* Stated problem
Write out every record in full, exactly as written, please.

* Supplied material
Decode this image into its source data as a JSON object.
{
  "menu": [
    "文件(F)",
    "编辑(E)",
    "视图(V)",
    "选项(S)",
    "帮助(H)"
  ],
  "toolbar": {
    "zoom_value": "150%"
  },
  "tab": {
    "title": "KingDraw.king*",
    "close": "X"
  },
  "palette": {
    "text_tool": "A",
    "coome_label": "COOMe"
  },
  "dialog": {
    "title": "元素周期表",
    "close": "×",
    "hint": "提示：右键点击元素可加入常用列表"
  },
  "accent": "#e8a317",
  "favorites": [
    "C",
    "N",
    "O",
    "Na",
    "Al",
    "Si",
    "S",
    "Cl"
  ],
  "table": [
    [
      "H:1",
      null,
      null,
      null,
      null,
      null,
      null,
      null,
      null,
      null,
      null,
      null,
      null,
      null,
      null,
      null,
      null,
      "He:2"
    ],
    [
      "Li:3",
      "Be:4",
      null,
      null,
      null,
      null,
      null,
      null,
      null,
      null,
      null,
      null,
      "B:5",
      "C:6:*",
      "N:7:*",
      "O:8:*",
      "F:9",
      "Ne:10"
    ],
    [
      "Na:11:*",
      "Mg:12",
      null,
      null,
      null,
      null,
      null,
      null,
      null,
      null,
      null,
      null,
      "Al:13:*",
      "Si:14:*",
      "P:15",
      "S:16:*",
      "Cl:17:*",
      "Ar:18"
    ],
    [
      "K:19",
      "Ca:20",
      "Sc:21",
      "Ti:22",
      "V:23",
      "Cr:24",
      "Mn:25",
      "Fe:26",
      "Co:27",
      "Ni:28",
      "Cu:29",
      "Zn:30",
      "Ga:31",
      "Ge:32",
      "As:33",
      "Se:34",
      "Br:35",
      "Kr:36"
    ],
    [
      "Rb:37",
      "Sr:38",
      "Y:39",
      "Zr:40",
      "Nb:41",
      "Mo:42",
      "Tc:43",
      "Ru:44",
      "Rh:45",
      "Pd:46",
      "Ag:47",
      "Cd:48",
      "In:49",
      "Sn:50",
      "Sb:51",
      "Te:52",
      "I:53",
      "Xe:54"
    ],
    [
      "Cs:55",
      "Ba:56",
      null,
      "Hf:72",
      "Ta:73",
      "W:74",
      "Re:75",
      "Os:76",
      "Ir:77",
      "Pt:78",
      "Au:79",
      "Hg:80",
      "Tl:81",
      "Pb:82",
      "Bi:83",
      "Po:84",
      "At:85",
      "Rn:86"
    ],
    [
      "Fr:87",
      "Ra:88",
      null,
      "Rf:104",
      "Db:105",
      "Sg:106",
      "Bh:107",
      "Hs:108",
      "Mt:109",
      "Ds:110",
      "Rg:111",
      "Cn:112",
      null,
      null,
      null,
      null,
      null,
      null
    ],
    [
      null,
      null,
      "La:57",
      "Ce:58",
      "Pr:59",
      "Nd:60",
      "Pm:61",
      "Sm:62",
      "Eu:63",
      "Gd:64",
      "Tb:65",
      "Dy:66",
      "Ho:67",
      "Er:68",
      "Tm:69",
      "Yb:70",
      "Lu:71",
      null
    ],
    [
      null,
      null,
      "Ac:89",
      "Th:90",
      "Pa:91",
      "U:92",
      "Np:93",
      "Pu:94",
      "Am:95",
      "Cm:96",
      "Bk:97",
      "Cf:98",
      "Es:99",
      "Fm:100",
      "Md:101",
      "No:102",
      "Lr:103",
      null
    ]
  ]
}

* Expected answer
Decode this image into its source data as a JSON object.
{
  "menu": [
    "文件(F)",
    "编辑(E)",
    "视图(V)",
    "选项(S)",
    "帮助(H)"
  ],
  "toolbar": {
    "zoom_value": "150%"
  },
  "tab": {
    "title": "KingDraw.king*",
    "close": "X"
  },
  "palette": {
    "text_tool": "A",
    "coome_label": "COOMe"
  },
  "dialog": {
    "title": "元素周期表",
    "close": "×",
    "hint": "提示：右键点击元素可加入常用列表"
  },
  "accent": "#e8a317",
  "favorites": [
    "C",
    "N",
    "O",
    "Na",
    "Al",
    "Si",
    "S",
    "Cl"
  ],
  "table": [
    [
      "H:1",
      null,
      null,
      null,
      null,
      null,
      null,
      null,
      null,
      null,
      null,
      null,
      null,
      null,
      null,
      null,
      null,
      "He:2"
    ],
    [
      "Li:3",
      "Be:4",
      null,
      null,
      null,
      null,
      null,
      null,
      null,
      null,
      null,
      null,
      "B:5",
      "C:6:*",
      "N:7:*",
      "O:8:*",
      "F:9",
      "Ne:10"
    ],
    [
      "Na:11:*",
      "Mg:12",
      null,
      null,
      null,
      null,
      null,
      null,
      null,
      null,
      null,
      null,
      "Al:13:*",
      "Si:14:*",
      "P:15",
      "S:16:*",
      "Cl:17:*",
      "Ar:18"
    ],
    [
      "K:19",
      "Ca:20",
      "Sc:21",
      "Ti:22",
      "V:23",
      "Cr:24",
      "Mn:25",
      "Fe:26",
      "Co:27",
      "Ni:28",
      "Cu:29",
      "Zn:30",
      "Ga:31",
      "Ge:32",
      "As:33",
      "Se:34",
      "Br:35",
      "Kr:36"
    ],
    [
      "Rb:37",
      "Sr:38",
      "Y:39",
      "Zr:40",
      "Nb:41",
      "Mo:42",
      "Tc:43",
      "Ru:44",
      "Rh:45",
      "Pd:46",
      "Ag:47",
      "Cd:48",
      "In:49",
      "Sn:50",
      "Sb:51",
      "Te:52",
      "I:53",
      "Xe:54"
    ],
    [
      "Cs:55",
      "Ba:56",
      null,
      "Hf:72",
      "Ta:73",
      "W:74",
      "Re:75",
      "Os:76",
      "Ir:77",
      "Pt:78",
      "Au:79",
      "Hg:80",
      "Tl:81",
      "Pb:82",
      "Bi:83",
      "Po:84",
      "At:85",
      "Rn:86"
    ],
    [
      "Fr:87",
      "Ra:88",
      null,
      "Rf:104",
      "Db:105",
      "Sg:106",
      "Bh:107",
      "Hs:108",
      "Mt:109",
      "Ds:110",
      "Rg:111",
      "Cn:112",
      null,
      null,
      null,
      null,
      null,
      null
    ],
    [
      null,
      null,
      "La:57",
      "Ce:58",
      "Pr:59",
      "Nd:60",
      "Pm:61",
      "Sm:62",
      "Eu:63",
      "Gd:64",
      "Tb:65",
      "Dy:66",
      "Ho:67",
      "Er:68",
      "Tm:69",
      "Yb:70",
      "Lu:71",
      null
    ],
    [
      null,
      null,
      "Ac:89",
      "Th:90",
      "Pa:91",
      "U:92",
      "Np:93",
      "Pu:94",
      "Am:95",
      "Cm:96",
      "Bk:97",
      "Cf:98",
      "Es:99",
      "Fm:100",
      "Md:101",
      "No:102",
      "Lr:103",
      null
    ]
  ]
}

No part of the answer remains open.